━━ Recorded information

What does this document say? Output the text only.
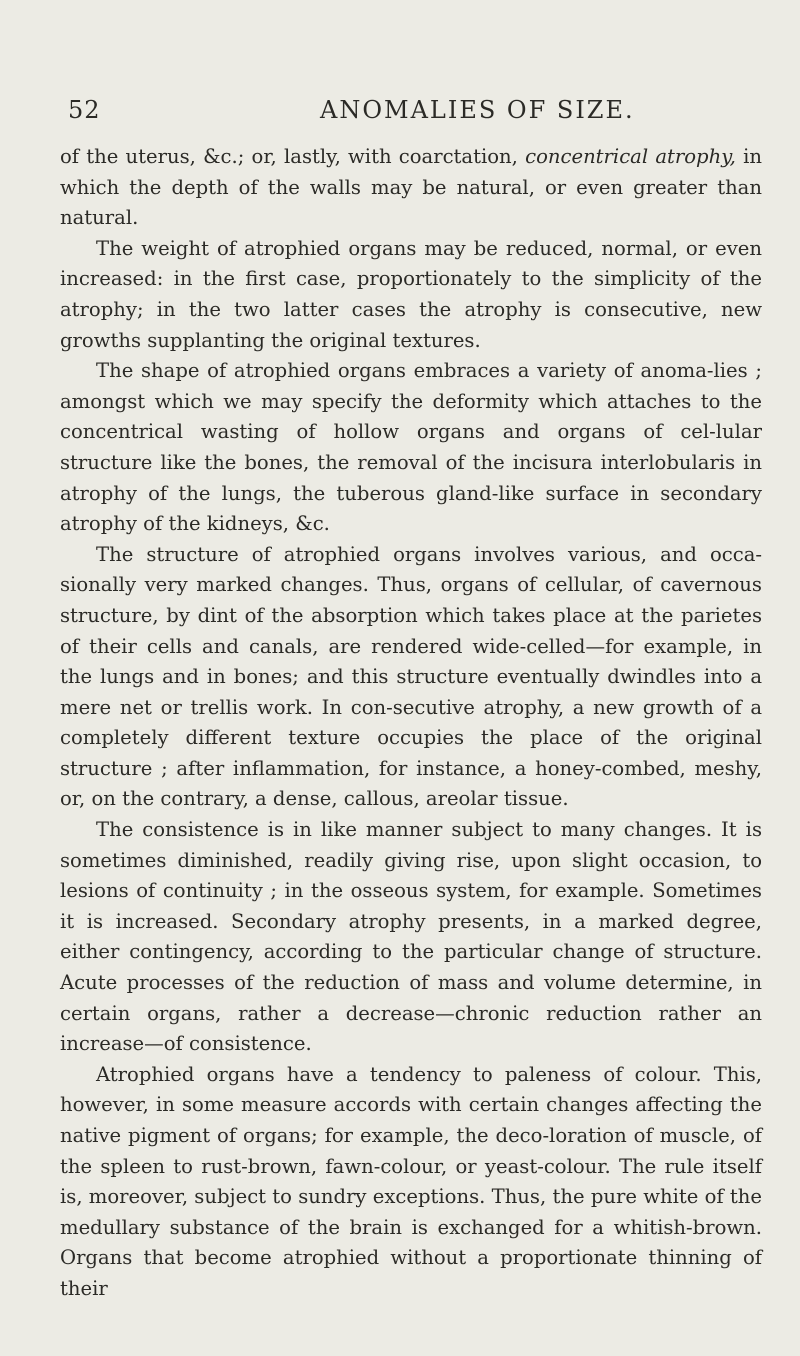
52	ANOMALIES OF SIZE.

of the uterus, &c.; or, lastly, with coarctation, concentrical atrophy, in which the depth of the walls may be natural, or even greater than natural.

The weight of atrophied organs may be reduced, normal, or even increased: in the first case, proportionately to the simplicity of the atrophy; in the two latter cases the atrophy is consecutive, new growths supplanting the original textures.

The shape of atrophied organs embraces a variety of anoma-lies ; amongst which we may specify the deformity which attaches to the concentrical wasting of hollow organs and organs of cel-lular structure like the bones, the removal of the incisura interlobularis in atrophy of the lungs, the tuberous gland-like surface in secondary atrophy of the kidneys, &c.

The structure of atrophied organs involves various, and occa-sionally very marked changes. Thus, organs of cellular, of cavernous structure, by dint of the absorption which takes place at the parietes of their cells and canals, are rendered wide-celled—for example, in the lungs and in bones; and this structure eventually dwindles into a mere net or trellis work. In con-secutive atrophy, a new growth of a completely different texture occupies the place of the original structure ; after inflammation, for instance, a honey-combed, meshy, or, on the contrary, a dense, callous, areolar tissue.

The consistence is in like manner subject to many changes. It is sometimes diminished, readily giving rise, upon slight occasion, to lesions of continuity ; in the osseous system, for example. Sometimes it is increased. Secondary atrophy presents, in a marked degree, either contingency, according to the particular change of structure. Acute processes of the reduction of mass and volume determine, in certain organs, rather a decrease—chronic reduction rather an increase—of consistence.

Atrophied organs have a tendency to paleness of colour. This, however, in some measure accords with certain changes affecting the native pigment of organs; for example, the deco-loration of muscle, of the spleen to rust-brown, fawn-colour, or yeast-colour. The rule itself is, moreover, subject to sundry exceptions. Thus, the pure white of the medullary substance of the brain is exchanged for a whitish-brown. Organs that become atrophied without a proportionate thinning of their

━━━━

*What you are asked to do*. Where a picture appears in the listing above, skip it and set down all the rest exactly.

*Answer to the problem*.
What does this document say? Output the text only.
52	ANOMALIES OF SIZE.

of the uterus, &c.; or, lastly, with coarctation, concentrical atrophy, in which the depth of the walls may be natural, or even greater than natural.

The weight of atrophied organs may be reduced, normal, or even increased: in the first case, proportionately to the simplicity of the atrophy; in the two latter cases the atrophy is consecutive, new growths supplanting the original textures.

The shape of atrophied organs embraces a variety of anoma-lies ; amongst which we may specify the deformity which attaches to the concentrical wasting of hollow organs and organs of cel-lular structure like the bones, the removal of the incisura interlobularis in atrophy of the lungs, the tuberous gland-like surface in secondary atrophy of the kidneys, &c.

The structure of atrophied organs involves various, and occa-sionally very marked changes. Thus, organs of cellular, of cavernous structure, by dint of the absorption which takes place at the parietes of their cells and canals, are rendered wide-celled—for example, in the lungs and in bones; and this structure eventually dwindles into a mere net or trellis work. In con-secutive atrophy, a new growth of a completely different texture occupies the place of the original structure ; after inflammation, for instance, a honey-combed, meshy, or, on the contrary, a dense, callous, areolar tissue.

The consistence is in like manner subject to many changes. It is sometimes diminished, readily giving rise, upon slight occasion, to lesions of continuity ; in the osseous system, for example. Sometimes it is increased. Secondary atrophy presents, in a marked degree, either contingency, according to the particular change of structure. Acute processes of the reduction of mass and volume determine, in certain organs, rather a decrease—chronic reduction rather an increase—of consistence.

Atrophied organs have a tendency to paleness of colour. This, however, in some measure accords with certain changes affecting the native pigment of organs; for example, the deco-loration of muscle, of the spleen to rust-brown, fawn-colour, or yeast-colour. The rule itself is, moreover, subject to sundry exceptions. Thus, the pure white of the medullary substance of the brain is exchanged for a whitish-brown. Organs that become atrophied without a proportionate thinning of their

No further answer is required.